Collection entries
▽

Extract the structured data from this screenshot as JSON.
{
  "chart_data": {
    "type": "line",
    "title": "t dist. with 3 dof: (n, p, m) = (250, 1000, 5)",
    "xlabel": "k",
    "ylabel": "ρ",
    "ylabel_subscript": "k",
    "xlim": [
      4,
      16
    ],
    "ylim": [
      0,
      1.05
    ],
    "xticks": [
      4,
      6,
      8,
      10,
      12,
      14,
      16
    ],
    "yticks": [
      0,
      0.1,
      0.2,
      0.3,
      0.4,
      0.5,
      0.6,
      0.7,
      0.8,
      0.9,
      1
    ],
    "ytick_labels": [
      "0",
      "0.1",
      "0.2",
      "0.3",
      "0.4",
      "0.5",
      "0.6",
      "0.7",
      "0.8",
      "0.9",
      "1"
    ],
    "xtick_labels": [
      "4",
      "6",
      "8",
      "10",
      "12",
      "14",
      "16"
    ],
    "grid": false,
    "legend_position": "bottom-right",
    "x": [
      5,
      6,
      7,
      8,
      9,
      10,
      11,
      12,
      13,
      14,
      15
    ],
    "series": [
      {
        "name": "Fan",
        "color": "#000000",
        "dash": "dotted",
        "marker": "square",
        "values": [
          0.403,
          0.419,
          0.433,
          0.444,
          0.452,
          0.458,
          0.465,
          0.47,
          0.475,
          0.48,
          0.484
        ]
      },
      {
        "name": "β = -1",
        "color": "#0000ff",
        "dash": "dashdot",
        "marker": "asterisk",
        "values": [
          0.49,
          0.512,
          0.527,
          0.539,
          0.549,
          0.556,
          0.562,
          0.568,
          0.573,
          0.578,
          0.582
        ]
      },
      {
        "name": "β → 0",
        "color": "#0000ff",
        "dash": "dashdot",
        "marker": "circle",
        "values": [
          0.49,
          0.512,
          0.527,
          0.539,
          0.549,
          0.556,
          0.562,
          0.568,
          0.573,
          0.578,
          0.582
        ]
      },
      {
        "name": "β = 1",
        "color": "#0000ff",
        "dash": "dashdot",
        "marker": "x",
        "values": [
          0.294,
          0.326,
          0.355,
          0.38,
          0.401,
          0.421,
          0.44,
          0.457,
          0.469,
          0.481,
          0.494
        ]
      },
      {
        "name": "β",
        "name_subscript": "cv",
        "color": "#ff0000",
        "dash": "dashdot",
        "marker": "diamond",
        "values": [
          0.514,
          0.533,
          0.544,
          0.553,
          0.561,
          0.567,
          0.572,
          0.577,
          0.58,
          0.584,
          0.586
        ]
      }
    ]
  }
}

△

■ **Task directions**:
Repeat the data precisely, line by line.

■ **Solution for this task**:
Extract the structured data from this screenshot as JSON.
{
  "chart_data": {
    "type": "line",
    "title": "t dist. with 3 dof: (n, p, m) = (250, 1000, 5)",
    "xlabel": "k",
    "ylabel": "ρ",
    "ylabel_subscript": "k",
    "xlim": [
      4,
      16
    ],
    "ylim": [
      0,
      1.05
    ],
    "xticks": [
      4,
      6,
      8,
      10,
      12,
      14,
      16
    ],
    "yticks": [
      0,
      0.1,
      0.2,
      0.3,
      0.4,
      0.5,
      0.6,
      0.7,
      0.8,
      0.9,
      1
    ],
    "ytick_labels": [
      "0",
      "0.1",
      "0.2",
      "0.3",
      "0.4",
      "0.5",
      "0.6",
      "0.7",
      "0.8",
      "0.9",
      "1"
    ],
    "xtick_labels": [
      "4",
      "6",
      "8",
      "10",
      "12",
      "14",
      "16"
    ],
    "grid": false,
    "legend_position": "bottom-right",
    "x": [
      5,
      6,
      7,
      8,
      9,
      10,
      11,
      12,
      13,
      14,
      15
    ],
    "series": [
      {
        "name": "Fan",
        "color": "#000000",
        "dash": "dotted",
        "marker": "square",
        "values": [
          0.403,
          0.419,
          0.433,
          0.444,
          0.452,
          0.458,
          0.465,
          0.47,
          0.475,
          0.48,
          0.484
        ]
      },
      {
        "name": "β = -1",
        "color": "#0000ff",
        "dash": "dashdot",
        "marker": "asterisk",
        "values": [
          0.49,
          0.512,
          0.527,
          0.539,
          0.549,
          0.556,
          0.562,
          0.568,
          0.573,
          0.578,
          0.582
        ]
      },
      {
        "name": "β → 0",
        "color": "#0000ff",
        "dash": "dashdot",
        "marker": "circle",
        "values": [
          0.49,
          0.512,
          0.527,
          0.539,
          0.549,
          0.556,
          0.562,
          0.568,
          0.573,
          0.578,
          0.582
        ]
      },
      {
        "name": "β = 1",
        "color": "#0000ff",
        "dash": "dashdot",
        "marker": "x",
        "values": [
          0.294,
          0.326,
          0.355,
          0.38,
          0.401,
          0.421,
          0.44,
          0.457,
          0.469,
          0.481,
          0.494
        ]
      },
      {
        "name": "β",
        "name_subscript": "cv",
        "color": "#ff0000",
        "dash": "dashdot",
        "marker": "diamond",
        "values": [
          0.514,
          0.533,
          0.544,
          0.553,
          0.561,
          0.567,
          0.572,
          0.577,
          0.58,
          0.584,
          0.586
        ]
      }
    ]
  }
}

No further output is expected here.